[DO THIS]
Check every line below for the word "زراعة" and show those that hold it.

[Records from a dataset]
⁂

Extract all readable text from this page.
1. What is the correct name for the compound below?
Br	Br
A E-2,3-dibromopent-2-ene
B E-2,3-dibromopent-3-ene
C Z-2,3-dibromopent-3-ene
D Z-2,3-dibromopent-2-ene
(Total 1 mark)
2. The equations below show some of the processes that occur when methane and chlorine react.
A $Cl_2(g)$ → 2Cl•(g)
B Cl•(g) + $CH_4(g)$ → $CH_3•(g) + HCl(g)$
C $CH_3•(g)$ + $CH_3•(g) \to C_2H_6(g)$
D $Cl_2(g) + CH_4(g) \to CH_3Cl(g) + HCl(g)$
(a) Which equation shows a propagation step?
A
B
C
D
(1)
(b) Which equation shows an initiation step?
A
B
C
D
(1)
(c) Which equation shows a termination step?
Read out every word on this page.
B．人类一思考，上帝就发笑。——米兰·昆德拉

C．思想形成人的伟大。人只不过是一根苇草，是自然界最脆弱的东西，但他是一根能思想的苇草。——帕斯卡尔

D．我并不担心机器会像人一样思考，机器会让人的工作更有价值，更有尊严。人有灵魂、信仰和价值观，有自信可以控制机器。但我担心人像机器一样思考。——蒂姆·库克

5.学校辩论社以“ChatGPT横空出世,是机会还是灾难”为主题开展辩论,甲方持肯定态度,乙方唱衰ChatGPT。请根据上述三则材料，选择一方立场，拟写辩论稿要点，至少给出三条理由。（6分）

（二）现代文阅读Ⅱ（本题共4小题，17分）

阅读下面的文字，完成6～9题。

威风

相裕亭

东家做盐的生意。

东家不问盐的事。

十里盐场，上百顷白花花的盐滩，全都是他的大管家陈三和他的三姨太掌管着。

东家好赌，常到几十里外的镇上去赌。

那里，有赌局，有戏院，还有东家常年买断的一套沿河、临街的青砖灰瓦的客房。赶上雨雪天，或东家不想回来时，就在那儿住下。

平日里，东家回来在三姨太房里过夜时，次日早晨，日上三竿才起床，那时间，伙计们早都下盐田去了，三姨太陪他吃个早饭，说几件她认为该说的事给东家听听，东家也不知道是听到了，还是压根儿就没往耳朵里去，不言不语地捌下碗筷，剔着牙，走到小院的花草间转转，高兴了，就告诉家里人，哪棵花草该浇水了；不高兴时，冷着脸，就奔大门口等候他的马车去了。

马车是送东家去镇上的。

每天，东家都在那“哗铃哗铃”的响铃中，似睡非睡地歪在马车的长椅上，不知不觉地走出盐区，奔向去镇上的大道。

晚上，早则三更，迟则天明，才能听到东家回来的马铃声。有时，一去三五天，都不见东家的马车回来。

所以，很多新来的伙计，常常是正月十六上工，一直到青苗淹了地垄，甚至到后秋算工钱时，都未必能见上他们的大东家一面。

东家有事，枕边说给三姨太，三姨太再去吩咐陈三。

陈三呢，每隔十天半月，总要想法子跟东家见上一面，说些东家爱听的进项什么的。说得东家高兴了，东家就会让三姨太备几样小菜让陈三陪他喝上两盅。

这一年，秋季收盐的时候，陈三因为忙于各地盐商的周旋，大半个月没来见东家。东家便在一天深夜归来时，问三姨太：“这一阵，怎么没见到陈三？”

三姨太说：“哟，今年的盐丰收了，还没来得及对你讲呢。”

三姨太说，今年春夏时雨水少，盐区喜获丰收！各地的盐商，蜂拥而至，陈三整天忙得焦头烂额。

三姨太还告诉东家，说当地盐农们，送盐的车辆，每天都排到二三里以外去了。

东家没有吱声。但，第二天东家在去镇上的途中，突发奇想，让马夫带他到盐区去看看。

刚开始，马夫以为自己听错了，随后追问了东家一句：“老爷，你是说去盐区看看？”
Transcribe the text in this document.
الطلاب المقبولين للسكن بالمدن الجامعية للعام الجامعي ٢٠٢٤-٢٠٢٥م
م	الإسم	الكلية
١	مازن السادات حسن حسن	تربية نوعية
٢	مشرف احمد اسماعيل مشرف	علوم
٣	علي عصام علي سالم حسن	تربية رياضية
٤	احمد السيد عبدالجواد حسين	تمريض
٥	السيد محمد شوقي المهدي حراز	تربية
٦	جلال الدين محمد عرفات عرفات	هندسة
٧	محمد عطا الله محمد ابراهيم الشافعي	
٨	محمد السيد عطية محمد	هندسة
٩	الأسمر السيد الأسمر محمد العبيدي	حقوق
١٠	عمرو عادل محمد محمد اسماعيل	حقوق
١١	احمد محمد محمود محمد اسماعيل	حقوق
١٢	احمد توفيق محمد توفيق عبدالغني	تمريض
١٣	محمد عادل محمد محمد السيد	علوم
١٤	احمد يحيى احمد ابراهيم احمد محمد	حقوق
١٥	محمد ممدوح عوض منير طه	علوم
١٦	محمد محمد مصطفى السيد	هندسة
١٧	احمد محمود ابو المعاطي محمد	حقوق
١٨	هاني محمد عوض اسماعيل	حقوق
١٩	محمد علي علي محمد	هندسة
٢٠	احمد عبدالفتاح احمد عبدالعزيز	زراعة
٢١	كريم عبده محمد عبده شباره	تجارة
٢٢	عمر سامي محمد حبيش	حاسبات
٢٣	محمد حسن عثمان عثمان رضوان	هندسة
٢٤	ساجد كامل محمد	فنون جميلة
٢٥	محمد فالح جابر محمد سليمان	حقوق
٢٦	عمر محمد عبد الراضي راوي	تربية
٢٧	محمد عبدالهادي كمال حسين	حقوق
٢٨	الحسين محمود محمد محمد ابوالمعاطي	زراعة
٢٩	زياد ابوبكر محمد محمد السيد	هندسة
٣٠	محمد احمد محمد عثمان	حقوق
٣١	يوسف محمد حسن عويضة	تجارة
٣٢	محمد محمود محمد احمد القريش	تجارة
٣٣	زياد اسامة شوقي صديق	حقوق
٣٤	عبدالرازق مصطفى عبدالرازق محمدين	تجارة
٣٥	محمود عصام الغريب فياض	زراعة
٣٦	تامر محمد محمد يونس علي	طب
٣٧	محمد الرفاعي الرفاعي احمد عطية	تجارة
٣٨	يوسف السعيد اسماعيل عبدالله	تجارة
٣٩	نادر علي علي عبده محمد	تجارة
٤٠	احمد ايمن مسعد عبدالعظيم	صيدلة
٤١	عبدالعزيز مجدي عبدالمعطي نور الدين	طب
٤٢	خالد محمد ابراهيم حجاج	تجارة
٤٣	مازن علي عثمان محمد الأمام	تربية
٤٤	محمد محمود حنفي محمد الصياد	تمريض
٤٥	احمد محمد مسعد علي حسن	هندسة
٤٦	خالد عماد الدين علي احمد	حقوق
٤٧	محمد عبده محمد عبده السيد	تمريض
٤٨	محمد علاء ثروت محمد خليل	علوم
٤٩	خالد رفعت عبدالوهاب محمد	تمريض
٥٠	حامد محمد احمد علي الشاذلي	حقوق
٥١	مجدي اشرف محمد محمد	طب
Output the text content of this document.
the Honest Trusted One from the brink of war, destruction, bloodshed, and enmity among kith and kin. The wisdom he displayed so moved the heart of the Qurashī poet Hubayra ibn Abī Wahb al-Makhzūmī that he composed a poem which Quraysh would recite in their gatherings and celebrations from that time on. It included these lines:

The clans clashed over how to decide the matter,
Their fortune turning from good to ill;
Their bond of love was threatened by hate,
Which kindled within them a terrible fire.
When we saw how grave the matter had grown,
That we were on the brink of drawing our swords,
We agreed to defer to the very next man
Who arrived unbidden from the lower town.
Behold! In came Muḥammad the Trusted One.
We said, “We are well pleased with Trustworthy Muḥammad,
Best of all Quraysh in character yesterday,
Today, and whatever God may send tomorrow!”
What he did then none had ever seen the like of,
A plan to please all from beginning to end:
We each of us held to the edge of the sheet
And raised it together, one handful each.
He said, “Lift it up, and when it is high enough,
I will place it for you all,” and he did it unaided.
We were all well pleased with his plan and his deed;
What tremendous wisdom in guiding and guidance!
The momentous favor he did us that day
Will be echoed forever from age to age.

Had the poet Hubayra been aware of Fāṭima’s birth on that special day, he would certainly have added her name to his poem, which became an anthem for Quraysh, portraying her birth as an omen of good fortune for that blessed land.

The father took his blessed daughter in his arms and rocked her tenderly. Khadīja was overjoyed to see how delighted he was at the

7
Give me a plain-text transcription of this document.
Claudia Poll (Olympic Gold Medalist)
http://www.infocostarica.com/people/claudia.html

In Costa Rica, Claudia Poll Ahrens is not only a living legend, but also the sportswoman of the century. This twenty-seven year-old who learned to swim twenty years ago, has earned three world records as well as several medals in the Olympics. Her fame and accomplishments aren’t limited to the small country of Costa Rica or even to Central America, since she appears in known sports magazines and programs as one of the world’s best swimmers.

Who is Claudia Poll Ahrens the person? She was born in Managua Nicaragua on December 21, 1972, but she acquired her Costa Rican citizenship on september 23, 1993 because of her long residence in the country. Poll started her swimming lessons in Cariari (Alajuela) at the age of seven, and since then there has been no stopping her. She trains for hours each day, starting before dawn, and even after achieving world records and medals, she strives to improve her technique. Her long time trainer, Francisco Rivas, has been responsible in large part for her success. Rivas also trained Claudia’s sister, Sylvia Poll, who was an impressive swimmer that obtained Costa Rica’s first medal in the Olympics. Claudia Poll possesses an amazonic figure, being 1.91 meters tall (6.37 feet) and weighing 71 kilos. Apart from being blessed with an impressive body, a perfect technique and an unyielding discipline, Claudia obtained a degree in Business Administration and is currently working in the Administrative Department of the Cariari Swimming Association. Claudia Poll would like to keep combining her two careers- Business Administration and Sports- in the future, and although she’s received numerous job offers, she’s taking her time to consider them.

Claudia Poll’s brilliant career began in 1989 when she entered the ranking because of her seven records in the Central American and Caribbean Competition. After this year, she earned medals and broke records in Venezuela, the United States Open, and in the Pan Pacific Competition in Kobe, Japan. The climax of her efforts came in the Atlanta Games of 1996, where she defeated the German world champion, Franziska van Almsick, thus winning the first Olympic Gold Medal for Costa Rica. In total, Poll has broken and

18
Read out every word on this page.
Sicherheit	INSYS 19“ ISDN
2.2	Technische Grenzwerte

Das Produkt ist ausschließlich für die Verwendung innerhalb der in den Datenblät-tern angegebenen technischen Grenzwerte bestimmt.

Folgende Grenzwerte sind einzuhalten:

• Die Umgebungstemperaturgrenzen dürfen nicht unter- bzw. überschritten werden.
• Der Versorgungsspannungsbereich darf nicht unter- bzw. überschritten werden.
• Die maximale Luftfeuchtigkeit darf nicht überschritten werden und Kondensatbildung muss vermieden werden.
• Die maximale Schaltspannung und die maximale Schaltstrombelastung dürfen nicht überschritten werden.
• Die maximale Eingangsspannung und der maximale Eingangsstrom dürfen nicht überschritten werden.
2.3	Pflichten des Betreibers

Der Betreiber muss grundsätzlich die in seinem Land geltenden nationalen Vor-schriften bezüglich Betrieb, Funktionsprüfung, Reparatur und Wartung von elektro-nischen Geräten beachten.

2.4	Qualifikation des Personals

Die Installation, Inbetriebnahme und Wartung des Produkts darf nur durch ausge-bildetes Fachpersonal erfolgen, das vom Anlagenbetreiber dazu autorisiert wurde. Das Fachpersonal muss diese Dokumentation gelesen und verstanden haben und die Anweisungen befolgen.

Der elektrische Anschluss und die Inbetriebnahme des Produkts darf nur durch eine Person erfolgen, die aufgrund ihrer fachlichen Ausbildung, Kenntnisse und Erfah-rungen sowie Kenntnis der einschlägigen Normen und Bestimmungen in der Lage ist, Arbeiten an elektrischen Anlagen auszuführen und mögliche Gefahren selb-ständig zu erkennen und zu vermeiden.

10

⁂

[RESULT FOR THIS EXERCISE]
٢٠	احمد عبدالفتاح احمد عبدالعزيز	زراعة
٢٨	الحسين محمود محمد محمد ابوالمعاطي	زراعة
٣٥	محمود عصام الغريب فياض	زراعة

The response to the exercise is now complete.